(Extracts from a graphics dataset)
####

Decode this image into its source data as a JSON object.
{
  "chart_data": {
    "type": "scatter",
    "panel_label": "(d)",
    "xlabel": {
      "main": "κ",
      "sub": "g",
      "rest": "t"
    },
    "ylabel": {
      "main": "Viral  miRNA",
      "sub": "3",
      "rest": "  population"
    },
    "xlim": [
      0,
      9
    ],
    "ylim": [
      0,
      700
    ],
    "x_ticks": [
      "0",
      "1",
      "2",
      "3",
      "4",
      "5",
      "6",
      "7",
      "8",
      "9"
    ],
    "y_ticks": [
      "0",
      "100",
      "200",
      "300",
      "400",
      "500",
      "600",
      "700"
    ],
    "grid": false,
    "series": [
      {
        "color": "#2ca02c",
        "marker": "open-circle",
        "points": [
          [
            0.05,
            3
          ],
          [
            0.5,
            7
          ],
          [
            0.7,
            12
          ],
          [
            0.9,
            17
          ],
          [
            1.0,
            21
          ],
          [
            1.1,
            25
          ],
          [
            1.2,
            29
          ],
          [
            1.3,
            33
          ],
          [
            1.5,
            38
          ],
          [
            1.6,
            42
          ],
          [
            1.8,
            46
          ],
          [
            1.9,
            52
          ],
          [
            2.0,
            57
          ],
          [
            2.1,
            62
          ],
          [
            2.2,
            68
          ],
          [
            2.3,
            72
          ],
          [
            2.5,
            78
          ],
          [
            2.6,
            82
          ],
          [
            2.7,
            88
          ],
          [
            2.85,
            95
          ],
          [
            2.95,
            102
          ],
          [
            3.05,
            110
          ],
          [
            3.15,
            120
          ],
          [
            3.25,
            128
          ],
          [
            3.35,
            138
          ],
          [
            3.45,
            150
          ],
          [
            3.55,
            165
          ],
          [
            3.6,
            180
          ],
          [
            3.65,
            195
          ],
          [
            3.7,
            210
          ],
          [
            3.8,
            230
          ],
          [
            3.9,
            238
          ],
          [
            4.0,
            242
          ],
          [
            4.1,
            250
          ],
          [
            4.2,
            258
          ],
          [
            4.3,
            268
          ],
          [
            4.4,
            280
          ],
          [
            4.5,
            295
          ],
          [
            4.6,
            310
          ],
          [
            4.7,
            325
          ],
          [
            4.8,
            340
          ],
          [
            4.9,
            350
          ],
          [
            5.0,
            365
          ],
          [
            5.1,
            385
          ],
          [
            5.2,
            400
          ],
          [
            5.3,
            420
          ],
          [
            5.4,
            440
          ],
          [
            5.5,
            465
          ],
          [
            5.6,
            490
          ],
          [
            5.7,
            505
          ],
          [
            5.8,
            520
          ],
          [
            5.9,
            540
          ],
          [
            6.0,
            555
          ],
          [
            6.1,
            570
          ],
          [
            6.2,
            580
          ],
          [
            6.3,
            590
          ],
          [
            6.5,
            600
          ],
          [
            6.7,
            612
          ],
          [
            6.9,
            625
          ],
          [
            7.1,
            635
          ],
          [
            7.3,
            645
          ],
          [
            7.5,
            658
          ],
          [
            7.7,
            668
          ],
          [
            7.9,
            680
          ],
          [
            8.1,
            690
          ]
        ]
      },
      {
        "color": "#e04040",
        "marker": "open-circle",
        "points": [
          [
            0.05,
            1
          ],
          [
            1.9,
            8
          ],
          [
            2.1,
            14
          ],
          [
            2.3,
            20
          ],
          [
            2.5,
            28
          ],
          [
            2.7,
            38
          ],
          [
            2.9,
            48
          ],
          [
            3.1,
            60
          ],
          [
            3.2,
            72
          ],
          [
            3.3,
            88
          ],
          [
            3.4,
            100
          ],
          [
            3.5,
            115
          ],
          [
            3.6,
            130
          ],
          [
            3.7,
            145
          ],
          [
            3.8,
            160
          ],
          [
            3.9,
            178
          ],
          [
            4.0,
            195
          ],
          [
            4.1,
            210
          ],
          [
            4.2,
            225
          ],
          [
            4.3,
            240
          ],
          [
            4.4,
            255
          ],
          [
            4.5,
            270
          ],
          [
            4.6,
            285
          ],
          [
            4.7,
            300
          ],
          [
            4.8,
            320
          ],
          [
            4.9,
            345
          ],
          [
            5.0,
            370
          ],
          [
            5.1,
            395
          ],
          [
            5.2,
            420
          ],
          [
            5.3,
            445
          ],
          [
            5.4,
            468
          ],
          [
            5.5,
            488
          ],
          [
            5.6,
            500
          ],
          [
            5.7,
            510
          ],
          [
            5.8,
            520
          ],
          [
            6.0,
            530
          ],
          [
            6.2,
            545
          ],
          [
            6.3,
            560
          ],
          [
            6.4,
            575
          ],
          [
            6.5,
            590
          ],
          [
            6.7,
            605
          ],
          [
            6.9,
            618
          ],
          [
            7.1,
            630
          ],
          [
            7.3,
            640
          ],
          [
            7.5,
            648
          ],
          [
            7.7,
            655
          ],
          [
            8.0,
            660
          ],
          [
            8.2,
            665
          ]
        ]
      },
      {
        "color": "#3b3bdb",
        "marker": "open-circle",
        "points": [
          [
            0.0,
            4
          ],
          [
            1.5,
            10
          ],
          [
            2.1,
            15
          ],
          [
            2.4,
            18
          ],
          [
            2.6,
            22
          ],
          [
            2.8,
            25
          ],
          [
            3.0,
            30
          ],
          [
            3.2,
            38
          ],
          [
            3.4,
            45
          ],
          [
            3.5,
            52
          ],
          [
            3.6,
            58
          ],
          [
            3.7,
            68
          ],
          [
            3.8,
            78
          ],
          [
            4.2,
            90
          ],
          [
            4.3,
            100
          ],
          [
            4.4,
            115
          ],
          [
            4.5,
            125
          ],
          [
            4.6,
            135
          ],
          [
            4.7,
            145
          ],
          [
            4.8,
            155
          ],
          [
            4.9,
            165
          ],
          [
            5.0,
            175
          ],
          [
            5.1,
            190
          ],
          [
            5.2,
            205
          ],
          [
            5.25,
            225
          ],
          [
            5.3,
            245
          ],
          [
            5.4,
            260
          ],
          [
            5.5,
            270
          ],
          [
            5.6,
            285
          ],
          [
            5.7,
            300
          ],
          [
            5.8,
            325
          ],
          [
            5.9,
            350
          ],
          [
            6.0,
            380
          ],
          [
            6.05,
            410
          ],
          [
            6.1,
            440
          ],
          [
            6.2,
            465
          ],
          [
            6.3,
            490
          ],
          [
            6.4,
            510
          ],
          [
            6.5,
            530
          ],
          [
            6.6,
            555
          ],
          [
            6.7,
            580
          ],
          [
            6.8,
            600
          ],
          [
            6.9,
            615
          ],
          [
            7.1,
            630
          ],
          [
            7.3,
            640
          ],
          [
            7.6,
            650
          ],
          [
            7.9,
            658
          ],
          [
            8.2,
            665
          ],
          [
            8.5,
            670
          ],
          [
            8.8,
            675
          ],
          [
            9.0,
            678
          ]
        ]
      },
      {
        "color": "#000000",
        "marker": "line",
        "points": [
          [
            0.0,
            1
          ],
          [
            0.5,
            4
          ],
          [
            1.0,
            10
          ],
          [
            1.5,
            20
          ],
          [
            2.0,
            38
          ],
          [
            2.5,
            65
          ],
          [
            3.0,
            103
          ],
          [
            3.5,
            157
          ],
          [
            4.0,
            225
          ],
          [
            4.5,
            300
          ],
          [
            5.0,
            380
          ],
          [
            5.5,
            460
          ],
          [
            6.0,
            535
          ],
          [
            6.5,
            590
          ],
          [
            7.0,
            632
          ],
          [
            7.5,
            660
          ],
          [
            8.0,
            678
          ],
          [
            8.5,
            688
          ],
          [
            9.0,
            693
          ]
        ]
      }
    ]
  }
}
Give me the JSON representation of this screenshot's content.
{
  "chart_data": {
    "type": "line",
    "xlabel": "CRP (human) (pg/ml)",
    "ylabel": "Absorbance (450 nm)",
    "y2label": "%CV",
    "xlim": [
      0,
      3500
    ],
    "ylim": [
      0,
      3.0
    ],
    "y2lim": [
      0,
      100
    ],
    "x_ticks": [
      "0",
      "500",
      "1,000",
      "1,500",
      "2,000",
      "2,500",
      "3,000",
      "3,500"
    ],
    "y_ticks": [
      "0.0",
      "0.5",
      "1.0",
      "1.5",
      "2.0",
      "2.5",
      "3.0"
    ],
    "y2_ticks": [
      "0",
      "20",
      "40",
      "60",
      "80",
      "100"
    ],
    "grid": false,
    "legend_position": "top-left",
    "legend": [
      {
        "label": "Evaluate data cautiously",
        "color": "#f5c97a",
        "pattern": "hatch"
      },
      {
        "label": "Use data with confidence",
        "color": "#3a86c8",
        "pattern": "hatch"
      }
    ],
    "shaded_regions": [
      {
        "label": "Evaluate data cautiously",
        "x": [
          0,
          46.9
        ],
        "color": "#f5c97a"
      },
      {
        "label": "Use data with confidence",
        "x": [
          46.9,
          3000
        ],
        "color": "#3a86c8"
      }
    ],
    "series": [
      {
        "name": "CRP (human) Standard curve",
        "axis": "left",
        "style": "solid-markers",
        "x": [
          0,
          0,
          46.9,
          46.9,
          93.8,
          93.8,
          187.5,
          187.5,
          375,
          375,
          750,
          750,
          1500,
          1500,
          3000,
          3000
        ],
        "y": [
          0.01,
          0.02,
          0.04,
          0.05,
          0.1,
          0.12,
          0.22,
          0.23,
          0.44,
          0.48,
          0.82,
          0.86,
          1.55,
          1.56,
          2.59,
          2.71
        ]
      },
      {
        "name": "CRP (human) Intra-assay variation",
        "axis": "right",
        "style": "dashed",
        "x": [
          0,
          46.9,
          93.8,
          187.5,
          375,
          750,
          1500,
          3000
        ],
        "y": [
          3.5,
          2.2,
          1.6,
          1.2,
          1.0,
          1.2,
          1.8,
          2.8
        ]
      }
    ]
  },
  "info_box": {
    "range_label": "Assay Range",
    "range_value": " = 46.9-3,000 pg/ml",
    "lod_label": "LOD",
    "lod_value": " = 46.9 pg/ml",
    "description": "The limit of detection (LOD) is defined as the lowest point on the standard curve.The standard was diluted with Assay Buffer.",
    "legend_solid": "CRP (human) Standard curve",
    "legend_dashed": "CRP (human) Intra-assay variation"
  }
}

####

◆ **What is needed**
Show all lines in the entries above where the string "curve" appears.

◆ **Response**
        "name": "CRP (human) Standard curve",
    "description": "The limit of detection (LOD) is defined as the lowest point on the standard curve.The standard was diluted with Assay Buffer.",
    "legend_solid": "CRP (human) Standard curve",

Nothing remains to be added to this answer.